What is required
Transcribe word for word the lines spanning the line with "What text is on this page?" through the end of the records.

Data to process
== == ==
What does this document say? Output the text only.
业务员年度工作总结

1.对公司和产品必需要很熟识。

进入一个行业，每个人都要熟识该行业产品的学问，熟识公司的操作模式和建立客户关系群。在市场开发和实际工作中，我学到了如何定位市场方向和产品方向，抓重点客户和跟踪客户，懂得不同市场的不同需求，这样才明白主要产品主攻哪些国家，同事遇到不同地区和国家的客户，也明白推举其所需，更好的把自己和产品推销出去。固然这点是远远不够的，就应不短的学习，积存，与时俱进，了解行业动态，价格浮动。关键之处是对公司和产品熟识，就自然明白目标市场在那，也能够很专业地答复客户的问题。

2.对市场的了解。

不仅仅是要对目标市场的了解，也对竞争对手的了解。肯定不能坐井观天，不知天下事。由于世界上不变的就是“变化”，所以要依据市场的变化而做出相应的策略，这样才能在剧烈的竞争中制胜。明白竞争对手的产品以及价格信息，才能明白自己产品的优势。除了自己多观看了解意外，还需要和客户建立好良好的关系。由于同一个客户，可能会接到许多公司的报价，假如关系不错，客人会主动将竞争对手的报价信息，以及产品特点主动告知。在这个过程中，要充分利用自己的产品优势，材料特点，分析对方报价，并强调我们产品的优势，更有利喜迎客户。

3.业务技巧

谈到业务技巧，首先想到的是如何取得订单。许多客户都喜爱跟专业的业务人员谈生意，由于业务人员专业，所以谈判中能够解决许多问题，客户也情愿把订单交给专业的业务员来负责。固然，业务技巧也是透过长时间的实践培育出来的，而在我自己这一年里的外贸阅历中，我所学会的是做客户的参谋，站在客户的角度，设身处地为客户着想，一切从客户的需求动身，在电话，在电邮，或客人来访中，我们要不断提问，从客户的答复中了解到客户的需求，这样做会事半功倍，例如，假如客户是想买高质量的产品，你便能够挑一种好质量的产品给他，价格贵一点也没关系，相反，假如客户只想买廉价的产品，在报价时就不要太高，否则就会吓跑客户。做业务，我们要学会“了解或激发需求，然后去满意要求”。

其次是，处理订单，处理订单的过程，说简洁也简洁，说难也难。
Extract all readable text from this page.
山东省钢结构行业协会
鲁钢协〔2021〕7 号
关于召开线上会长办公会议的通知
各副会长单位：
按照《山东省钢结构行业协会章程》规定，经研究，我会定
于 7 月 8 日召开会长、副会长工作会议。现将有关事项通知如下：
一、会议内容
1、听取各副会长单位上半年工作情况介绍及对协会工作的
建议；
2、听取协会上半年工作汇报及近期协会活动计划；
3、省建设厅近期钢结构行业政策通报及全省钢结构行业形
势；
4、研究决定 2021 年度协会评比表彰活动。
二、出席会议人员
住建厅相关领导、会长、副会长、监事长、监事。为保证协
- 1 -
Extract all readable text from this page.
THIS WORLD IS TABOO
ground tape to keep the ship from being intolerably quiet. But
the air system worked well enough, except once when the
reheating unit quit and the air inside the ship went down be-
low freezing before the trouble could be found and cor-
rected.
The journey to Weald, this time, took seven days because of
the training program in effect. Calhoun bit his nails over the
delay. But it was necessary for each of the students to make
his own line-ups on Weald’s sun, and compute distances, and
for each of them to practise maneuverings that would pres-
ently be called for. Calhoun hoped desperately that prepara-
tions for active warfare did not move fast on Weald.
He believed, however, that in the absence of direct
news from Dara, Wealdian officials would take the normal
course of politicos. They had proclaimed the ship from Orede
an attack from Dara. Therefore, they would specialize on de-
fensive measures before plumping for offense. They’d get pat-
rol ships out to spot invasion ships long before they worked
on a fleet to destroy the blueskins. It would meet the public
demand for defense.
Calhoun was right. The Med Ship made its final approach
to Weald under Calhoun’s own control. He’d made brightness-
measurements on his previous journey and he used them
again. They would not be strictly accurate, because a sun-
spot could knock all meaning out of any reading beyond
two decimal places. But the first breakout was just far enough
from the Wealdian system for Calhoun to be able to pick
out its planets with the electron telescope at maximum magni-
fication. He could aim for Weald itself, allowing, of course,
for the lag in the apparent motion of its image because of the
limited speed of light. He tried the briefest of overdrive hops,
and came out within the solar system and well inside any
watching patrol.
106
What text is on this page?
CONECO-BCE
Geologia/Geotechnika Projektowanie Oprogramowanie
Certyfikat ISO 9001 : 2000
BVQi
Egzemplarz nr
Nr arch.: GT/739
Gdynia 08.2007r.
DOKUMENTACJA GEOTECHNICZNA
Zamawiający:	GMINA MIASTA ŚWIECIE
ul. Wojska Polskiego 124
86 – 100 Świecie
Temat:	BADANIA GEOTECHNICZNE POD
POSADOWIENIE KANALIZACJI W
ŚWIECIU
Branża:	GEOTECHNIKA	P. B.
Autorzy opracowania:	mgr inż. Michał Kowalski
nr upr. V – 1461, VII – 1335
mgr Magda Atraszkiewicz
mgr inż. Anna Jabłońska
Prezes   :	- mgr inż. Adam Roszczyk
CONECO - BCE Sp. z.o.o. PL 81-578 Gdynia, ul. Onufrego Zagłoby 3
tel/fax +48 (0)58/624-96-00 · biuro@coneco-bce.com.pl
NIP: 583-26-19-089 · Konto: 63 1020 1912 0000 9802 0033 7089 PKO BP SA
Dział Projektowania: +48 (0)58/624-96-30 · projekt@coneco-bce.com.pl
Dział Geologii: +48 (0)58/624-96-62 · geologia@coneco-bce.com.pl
== == ==
Completed task
What text is on this page?
CONECO-BCE
Geologia/Geotechnika Projektowanie Oprogramowanie
Certyfikat ISO 9001 : 2000
BVQi
Egzemplarz nr
Nr arch.: GT/739
Gdynia 08.2007r.
DOKUMENTACJA GEOTECHNICZNA
Zamawiający:	GMINA MIASTA ŚWIECIE
ul. Wojska Polskiego 124
86 – 100 Świecie
Temat:	BADANIA GEOTECHNICZNE POD
POSADOWIENIE KANALIZACJI W
ŚWIECIU
Branża:	GEOTECHNIKA	P. B.
Autorzy opracowania:	mgr inż. Michał Kowalski
nr upr. V – 1461, VII – 1335
mgr Magda Atraszkiewicz
mgr inż. Anna Jabłońska
Prezes   :	- mgr inż. Adam Roszczyk
CONECO - BCE Sp. z.o.o. PL 81-578 Gdynia, ul. Onufrego Zagłoby 3
tel/fax +48 (0)58/624-96-00 · biuro@coneco-bce.com.pl
NIP: 583-26-19-089 · Konto: 63 1020 1912 0000 9802 0033 7089 PKO BP SA
Dział Projektowania: +48 (0)58/624-96-30 · projekt@coneco-bce.com.pl
Dział Geologii: +48 (0)58/624-96-62 · geologia@coneco-bce.com.pl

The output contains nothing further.